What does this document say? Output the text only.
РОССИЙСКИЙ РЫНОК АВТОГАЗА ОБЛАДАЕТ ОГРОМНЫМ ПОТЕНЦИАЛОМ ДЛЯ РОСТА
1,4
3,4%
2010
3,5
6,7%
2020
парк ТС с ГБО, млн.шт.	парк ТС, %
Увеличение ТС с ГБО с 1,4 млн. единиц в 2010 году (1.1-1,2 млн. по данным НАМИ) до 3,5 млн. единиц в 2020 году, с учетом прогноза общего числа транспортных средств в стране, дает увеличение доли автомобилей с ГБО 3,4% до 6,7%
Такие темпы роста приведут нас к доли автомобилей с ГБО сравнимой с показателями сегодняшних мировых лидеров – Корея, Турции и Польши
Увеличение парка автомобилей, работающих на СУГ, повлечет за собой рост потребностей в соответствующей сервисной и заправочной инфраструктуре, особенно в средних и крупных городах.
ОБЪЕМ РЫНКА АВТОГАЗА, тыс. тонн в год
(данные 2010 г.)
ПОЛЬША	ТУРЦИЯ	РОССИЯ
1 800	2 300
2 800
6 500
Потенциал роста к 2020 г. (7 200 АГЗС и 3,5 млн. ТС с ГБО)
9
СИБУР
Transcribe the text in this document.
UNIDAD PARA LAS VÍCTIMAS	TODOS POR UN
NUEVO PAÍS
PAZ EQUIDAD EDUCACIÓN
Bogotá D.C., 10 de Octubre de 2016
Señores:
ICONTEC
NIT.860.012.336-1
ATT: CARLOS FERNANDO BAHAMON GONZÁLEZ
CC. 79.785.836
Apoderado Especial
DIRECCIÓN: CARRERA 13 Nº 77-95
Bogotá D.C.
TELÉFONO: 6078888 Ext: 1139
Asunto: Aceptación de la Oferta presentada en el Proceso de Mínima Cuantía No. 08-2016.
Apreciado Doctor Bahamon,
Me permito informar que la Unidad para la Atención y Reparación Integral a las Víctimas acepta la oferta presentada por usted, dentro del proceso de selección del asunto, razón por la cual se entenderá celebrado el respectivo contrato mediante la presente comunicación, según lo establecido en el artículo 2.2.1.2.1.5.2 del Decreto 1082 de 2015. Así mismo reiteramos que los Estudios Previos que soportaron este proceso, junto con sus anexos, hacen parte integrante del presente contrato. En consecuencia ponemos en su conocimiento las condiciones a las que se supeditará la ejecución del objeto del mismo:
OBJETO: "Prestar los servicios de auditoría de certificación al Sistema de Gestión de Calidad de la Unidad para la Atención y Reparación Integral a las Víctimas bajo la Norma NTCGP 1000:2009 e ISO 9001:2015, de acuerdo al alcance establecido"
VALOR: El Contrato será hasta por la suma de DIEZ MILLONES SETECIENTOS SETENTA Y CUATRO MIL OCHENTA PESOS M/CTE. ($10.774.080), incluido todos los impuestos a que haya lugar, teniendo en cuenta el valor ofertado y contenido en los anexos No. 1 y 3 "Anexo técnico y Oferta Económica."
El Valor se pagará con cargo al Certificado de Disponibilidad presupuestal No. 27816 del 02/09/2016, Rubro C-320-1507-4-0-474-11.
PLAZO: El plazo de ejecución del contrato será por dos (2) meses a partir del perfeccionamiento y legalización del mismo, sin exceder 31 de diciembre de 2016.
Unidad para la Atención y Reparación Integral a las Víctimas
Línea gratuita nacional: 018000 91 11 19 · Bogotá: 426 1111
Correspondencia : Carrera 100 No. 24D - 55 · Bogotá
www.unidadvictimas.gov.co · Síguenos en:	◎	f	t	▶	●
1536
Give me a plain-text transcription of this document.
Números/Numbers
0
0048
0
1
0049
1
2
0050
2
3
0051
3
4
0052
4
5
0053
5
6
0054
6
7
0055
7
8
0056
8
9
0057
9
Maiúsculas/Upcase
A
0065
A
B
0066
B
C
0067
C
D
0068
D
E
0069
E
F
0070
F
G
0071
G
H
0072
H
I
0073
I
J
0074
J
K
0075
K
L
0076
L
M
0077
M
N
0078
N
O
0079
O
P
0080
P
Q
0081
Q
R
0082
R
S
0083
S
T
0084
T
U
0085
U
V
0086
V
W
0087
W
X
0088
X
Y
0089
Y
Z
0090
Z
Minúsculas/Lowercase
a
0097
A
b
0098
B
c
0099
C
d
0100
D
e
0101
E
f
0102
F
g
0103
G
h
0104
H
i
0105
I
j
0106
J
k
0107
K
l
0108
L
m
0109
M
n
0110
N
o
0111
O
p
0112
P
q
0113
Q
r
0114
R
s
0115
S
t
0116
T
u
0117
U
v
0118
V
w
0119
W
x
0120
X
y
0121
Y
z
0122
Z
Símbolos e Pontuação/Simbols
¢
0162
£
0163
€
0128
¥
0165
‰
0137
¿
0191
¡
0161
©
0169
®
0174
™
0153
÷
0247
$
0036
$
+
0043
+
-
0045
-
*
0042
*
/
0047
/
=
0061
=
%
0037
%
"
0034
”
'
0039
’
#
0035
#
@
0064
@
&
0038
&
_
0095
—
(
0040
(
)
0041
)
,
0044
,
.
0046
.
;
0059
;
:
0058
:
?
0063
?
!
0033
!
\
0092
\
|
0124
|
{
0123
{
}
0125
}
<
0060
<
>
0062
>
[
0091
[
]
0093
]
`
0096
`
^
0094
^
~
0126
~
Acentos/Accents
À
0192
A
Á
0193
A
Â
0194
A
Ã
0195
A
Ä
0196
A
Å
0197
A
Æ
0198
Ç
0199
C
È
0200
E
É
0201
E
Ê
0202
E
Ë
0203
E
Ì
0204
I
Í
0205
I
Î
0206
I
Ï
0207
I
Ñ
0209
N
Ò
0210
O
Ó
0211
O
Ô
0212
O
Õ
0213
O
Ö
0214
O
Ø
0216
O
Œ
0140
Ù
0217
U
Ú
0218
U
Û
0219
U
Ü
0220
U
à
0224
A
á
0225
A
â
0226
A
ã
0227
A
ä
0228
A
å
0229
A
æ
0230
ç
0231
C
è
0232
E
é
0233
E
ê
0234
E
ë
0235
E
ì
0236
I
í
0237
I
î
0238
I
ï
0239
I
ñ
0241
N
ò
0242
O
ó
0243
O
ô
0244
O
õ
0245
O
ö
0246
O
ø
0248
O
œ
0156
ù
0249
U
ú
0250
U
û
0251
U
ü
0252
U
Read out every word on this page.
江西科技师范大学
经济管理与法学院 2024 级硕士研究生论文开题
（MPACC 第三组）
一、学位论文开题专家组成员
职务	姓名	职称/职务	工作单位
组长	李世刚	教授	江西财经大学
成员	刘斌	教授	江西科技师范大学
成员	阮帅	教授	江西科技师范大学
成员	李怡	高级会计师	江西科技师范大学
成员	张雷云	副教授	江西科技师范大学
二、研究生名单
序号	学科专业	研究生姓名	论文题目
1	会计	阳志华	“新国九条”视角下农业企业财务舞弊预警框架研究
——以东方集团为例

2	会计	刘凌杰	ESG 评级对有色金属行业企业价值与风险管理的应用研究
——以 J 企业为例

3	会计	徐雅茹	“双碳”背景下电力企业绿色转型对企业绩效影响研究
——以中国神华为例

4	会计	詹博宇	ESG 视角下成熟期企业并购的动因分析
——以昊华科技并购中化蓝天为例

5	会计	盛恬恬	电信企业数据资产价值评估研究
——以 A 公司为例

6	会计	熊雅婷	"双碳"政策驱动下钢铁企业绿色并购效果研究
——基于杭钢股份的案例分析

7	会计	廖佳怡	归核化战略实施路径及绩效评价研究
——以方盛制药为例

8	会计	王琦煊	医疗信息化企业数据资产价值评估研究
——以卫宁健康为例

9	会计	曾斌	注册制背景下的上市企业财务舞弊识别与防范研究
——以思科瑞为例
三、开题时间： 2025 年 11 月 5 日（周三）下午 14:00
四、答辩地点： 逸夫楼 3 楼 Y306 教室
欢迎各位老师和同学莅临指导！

---------------

# THE EXERCISE
For each line of the listing that holds the word "this", show that line.

# WRITTEN ANSWER
What does this document say? Output the text only.
Transcribe the text in this document.
Give me a plain-text transcription of this document.
Read out every word on this page.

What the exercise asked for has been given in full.